## Written instruction
Set down each entry exactly as given; pictures should not appear in the copy.

## Provided entries
====================

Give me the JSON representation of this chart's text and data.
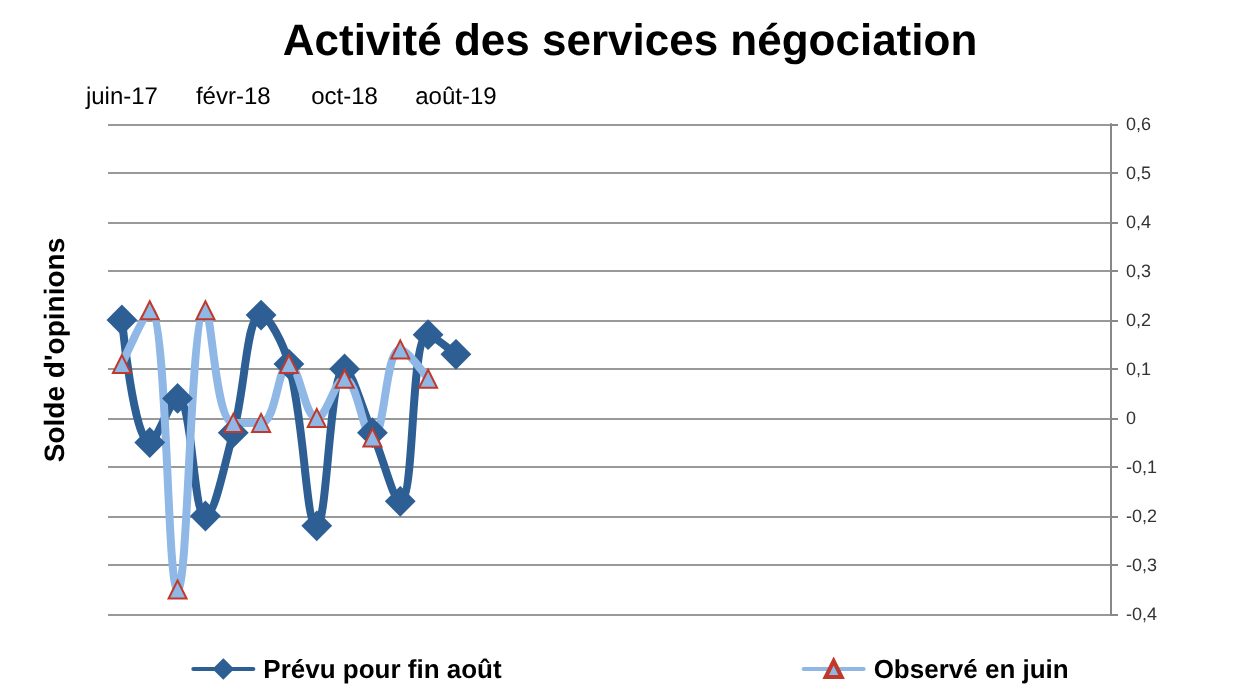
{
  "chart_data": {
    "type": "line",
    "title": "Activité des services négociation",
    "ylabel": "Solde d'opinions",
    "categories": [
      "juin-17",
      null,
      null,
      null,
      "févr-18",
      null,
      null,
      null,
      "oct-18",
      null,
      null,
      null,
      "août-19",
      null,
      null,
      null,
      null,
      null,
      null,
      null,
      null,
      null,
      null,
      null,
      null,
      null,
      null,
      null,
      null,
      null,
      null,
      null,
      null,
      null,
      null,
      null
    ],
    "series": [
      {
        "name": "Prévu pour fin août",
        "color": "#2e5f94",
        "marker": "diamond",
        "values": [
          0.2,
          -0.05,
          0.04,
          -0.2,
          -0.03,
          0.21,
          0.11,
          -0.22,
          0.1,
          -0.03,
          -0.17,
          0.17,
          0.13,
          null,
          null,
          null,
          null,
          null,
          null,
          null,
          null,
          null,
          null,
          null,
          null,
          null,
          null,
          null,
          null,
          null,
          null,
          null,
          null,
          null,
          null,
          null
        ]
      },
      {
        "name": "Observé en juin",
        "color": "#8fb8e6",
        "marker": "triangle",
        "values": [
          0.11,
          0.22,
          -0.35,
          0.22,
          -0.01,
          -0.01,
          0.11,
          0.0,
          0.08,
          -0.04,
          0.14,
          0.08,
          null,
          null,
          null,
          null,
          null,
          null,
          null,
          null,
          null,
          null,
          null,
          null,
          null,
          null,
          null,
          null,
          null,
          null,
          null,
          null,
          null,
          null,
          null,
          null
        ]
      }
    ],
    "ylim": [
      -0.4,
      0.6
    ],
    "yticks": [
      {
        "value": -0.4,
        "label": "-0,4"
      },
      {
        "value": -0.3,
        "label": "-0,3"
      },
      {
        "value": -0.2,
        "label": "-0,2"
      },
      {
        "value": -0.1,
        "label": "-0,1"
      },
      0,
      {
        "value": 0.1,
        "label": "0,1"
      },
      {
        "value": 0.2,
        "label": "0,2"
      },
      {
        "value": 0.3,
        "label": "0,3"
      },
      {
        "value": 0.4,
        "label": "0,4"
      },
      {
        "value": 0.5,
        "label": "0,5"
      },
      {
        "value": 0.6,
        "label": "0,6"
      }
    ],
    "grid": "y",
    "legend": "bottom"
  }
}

====================

## Completed exercise
Give me the JSON representation of this chart's text and data.
{
  "chart_data": {
    "type": "line",
    "title": "Activité des services négociation",
    "ylabel": "Solde d'opinions",
    "categories": [
      "juin-17",
      null,
      null,
      null,
      "févr-18",
      null,
      null,
      null,
      "oct-18",
      null,
      null,
      null,
      "août-19",
      null,
      null,
      null,
      null,
      null,
      null,
      null,
      null,
      null,
      null,
      null,
      null,
      null,
      null,
      null,
      null,
      null,
      null,
      null,
      null,
      null,
      null,
      null
    ],
    "series": [
      {
        "name": "Prévu pour fin août",
        "color": "#2e5f94",
        "marker": "diamond",
        "values": [
          0.2,
          -0.05,
          0.04,
          -0.2,
          -0.03,
          0.21,
          0.11,
          -0.22,
          0.1,
          -0.03,
          -0.17,
          0.17,
          0.13,
          null,
          null,
          null,
          null,
          null,
          null,
          null,
          null,
          null,
          null,
          null,
          null,
          null,
          null,
          null,
          null,
          null,
          null,
          null,
          null,
          null,
          null,
          null
        ]
      },
      {
        "name": "Observé en juin",
        "color": "#8fb8e6",
        "marker": "triangle",
        "values": [
          0.11,
          0.22,
          -0.35,
          0.22,
          -0.01,
          -0.01,
          0.11,
          0.0,
          0.08,
          -0.04,
          0.14,
          0.08,
          null,
          null,
          null,
          null,
          null,
          null,
          null,
          null,
          null,
          null,
          null,
          null,
          null,
          null,
          null,
          null,
          null,
          null,
          null,
          null,
          null,
          null,
          null,
          null
        ]
      }
    ],
    "ylim": [
      -0.4,
      0.6
    ],
    "yticks": [
      {
        "value": -0.4,
        "label": "-0,4"
      },
      {
        "value": -0.3,
        "label": "-0,3"
      },
      {
        "value": -0.2,
        "label": "-0,2"
      },
      {
        "value": -0.1,
        "label": "-0,1"
      },
      0,
      {
        "value": 0.1,
        "label": "0,1"
      },
      {
        "value": 0.2,
        "label": "0,2"
      },
      {
        "value": 0.3,
        "label": "0,3"
      },
      {
        "value": 0.4,
        "label": "0,4"
      },
      {
        "value": 0.5,
        "label": "0,5"
      },
      {
        "value": 0.6,
        "label": "0,6"
      }
    ],
    "grid": "y",
    "legend": "bottom"
  }
}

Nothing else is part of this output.